What is asked » Extract the complete data exactly as given.

┄┄┄┄┄┄┄┄┄┄┄┄┄┄┄┄┄┄┄┄

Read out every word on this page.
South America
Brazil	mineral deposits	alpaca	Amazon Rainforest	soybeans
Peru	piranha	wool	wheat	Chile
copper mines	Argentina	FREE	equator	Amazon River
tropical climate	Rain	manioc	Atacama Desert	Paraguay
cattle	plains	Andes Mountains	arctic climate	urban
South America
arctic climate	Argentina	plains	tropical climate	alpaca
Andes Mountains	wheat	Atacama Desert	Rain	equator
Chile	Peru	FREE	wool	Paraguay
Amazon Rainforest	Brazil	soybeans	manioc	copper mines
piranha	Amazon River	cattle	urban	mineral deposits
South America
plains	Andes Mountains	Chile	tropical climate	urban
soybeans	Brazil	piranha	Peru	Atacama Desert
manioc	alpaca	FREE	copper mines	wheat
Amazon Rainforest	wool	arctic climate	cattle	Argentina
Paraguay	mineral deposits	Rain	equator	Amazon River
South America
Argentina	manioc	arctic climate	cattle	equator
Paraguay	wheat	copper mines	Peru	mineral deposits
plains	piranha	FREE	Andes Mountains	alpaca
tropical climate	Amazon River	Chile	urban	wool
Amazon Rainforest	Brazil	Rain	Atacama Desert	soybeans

┄┄┄┄┄┄┄┄┄┄┄┄┄┄┄┄┄┄┄┄

Answer to the problem »
Read out every word on this page.
South America
Brazil	mineral deposits	alpaca	Amazon Rainforest	soybeans
Peru	piranha	wool	wheat	Chile
copper mines	Argentina	FREE	equator	Amazon River
tropical climate	Rain	manioc	Atacama Desert	Paraguay
cattle	plains	Andes Mountains	arctic climate	urban
South America
arctic climate	Argentina	plains	tropical climate	alpaca
Andes Mountains	wheat	Atacama Desert	Rain	equator
Chile	Peru	FREE	wool	Paraguay
Amazon Rainforest	Brazil	soybeans	manioc	copper mines
piranha	Amazon River	cattle	urban	mineral deposits
South America
plains	Andes Mountains	Chile	tropical climate	urban
soybeans	Brazil	piranha	Peru	Atacama Desert
manioc	alpaca	FREE	copper mines	wheat
Amazon Rainforest	wool	arctic climate	cattle	Argentina
Paraguay	mineral deposits	Rain	equator	Amazon River
South America
Argentina	manioc	arctic climate	cattle	equator
Paraguay	wheat	copper mines	Peru	mineral deposits
plains	piranha	FREE	Andes Mountains	alpaca
tropical climate	Amazon River	Chile	urban	wool
Amazon Rainforest	Brazil	Rain	Atacama Desert	soybeans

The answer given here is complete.